** start Excerpted data **

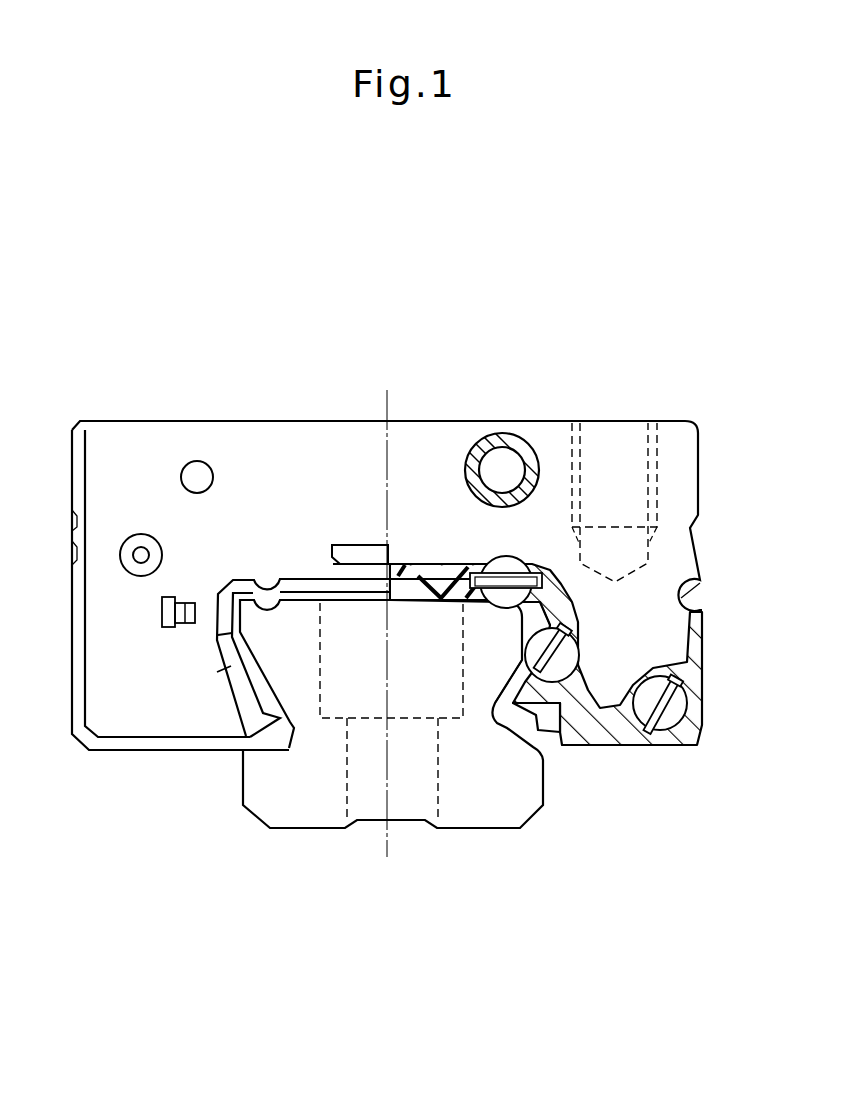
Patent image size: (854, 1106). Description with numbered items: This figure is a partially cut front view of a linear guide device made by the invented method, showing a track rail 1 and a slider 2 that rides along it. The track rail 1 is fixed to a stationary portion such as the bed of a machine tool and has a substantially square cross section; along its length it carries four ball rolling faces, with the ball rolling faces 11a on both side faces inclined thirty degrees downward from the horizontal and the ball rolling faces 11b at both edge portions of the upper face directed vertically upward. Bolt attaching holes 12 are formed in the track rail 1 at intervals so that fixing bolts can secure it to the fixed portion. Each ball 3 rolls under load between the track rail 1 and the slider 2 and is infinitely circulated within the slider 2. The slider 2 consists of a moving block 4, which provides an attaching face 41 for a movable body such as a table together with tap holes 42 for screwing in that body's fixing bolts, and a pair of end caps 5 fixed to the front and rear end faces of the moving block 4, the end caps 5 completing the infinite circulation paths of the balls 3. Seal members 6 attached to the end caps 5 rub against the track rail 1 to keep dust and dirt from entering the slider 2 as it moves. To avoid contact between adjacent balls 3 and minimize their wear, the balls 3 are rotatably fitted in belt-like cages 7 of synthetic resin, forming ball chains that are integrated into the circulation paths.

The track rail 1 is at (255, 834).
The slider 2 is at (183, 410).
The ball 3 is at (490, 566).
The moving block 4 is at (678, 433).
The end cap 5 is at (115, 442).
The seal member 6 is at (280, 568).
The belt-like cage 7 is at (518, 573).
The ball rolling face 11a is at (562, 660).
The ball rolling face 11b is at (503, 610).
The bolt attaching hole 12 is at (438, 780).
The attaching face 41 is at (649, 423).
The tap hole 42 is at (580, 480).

** end Excerpted data **
** start Excerpted data **

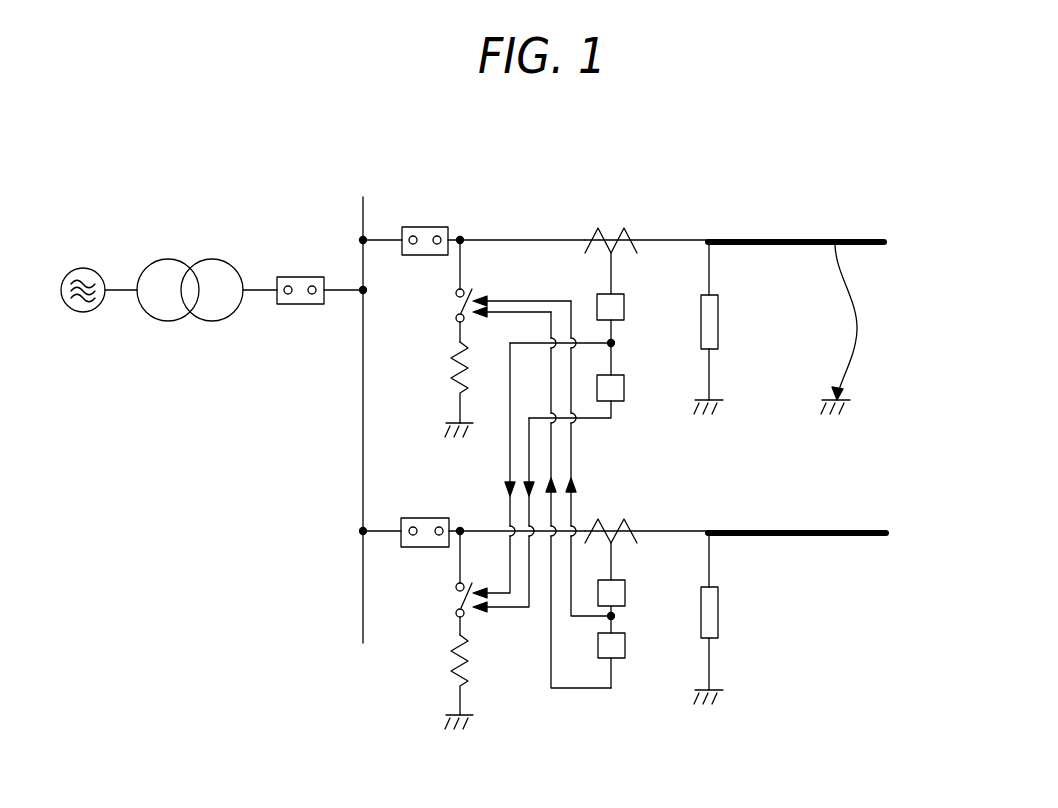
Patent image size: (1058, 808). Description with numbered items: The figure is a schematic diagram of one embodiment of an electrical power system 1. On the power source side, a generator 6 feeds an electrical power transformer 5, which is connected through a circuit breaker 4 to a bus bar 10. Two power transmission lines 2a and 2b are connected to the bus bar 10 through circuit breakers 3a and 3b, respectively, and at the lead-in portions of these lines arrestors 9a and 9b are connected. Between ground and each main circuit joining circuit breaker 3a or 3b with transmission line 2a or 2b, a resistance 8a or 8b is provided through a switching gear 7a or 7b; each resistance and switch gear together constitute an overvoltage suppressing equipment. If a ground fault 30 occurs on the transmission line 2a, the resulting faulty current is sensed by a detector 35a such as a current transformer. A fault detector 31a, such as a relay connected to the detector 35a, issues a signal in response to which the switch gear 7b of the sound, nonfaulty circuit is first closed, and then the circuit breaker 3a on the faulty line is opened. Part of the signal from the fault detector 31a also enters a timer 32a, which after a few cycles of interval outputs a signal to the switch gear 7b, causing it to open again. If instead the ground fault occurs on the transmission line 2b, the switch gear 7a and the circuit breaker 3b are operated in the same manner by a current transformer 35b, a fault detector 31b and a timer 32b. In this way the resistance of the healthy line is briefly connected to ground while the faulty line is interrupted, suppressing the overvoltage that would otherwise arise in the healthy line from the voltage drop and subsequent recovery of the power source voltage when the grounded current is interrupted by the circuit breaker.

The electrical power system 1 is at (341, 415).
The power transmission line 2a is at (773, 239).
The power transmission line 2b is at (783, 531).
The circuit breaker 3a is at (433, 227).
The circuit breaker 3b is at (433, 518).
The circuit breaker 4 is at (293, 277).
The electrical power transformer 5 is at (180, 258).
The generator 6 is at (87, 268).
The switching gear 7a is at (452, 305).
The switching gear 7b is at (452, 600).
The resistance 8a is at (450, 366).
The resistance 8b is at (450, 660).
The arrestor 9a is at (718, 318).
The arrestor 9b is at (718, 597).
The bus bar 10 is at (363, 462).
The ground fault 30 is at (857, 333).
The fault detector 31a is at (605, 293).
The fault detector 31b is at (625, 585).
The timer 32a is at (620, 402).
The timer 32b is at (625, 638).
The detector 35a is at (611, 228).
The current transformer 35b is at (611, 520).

** end Excerpted data **
** start Excerpted data **

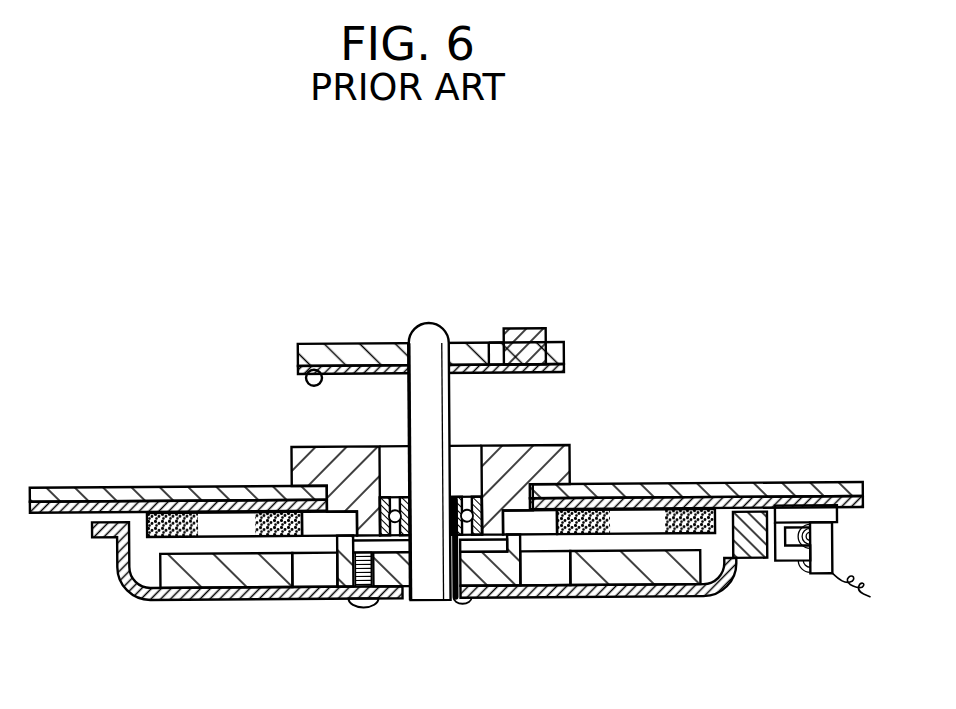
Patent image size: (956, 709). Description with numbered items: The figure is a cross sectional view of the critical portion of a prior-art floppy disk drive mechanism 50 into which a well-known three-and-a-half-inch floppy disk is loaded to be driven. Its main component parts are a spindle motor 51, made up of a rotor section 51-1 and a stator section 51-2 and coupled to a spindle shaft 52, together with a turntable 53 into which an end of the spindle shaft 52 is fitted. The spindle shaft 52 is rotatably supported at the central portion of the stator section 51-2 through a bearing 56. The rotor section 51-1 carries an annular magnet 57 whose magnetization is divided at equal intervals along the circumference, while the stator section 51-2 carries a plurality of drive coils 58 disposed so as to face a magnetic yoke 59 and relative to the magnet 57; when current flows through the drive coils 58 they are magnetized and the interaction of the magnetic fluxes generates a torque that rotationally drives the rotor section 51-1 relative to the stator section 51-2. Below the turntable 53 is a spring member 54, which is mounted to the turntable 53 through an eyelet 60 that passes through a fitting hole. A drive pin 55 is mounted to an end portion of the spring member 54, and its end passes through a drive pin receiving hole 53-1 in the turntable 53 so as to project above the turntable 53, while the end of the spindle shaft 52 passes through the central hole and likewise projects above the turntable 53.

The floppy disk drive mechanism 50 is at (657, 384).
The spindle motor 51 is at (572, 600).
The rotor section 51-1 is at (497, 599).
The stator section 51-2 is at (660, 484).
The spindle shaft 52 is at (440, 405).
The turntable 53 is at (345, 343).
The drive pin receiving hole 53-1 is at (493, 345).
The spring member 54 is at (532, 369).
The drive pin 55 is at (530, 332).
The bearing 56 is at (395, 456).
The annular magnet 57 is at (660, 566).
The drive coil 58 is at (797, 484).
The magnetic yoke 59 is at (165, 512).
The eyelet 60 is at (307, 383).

** end Excerpted data **

#### [Stated task]
Reproduce the records from the line that contains "Patent image size: (956, 709)." through the line that contains "The eyelet 60 is at (307, 383).", renaming "critical portion" to "essential portion" and leaving everything else unchanged.

#### [Worked solution]
Patent image size: (956, 709). Description with numbered items: The figure is a cross sectional view of the essential portion of a prior-art floppy disk drive mechanism 50 into which a well-known three-and-a-half-inch floppy disk is loaded to be driven. Its main component parts are a spindle motor 51, made up of a rotor section 51-1 and a stator section 51-2 and coupled to a spindle shaft 52, together with a turntable 53 into which an end of the spindle shaft 52 is fitted. The spindle shaft 52 is rotatably supported at the central portion of the stator section 51-2 through a bearing 56. The rotor section 51-1 carries an annular magnet 57 whose magnetization is divided at equal intervals along the circumference, while the stator section 51-2 carries a plurality of drive coils 58 disposed so as to face a magnetic yoke 59 and relative to the magnet 57; when current flows through the drive coils 58 they are magnetized and the interaction of the magnetic fluxes generates a torque that rotationally drives the rotor section 51-1 relative to the stator section 51-2. Below the turntable 53 is a spring member 54, which is mounted to the turntable 53 through an eyelet 60 that passes through a fitting hole. A drive pin 55 is mounted to an end portion of the spring member 54, and its end passes through a drive pin receiving hole 53-1 in the turntable 53 so as to project above the turntable 53, while the end of the spindle shaft 52 passes through the central hole and likewise projects above the turntable 53.

The floppy disk drive mechanism 50 is at (657, 384).
The spindle motor 51 is at (572, 600).
The rotor section 51-1 is at (497, 599).
The stator section 51-2 is at (660, 484).
The spindle shaft 52 is at (440, 405).
The turntable 53 is at (345, 343).
The drive pin receiving hole 53-1 is at (493, 345).
The spring member 54 is at (532, 369).
The drive pin 55 is at (530, 332).
The bearing 56 is at (395, 456).
The annular magnet 57 is at (660, 566).
The drive coil 58 is at (797, 484).
The magnetic yoke 59 is at (165, 512).
The eyelet 60 is at (307, 383).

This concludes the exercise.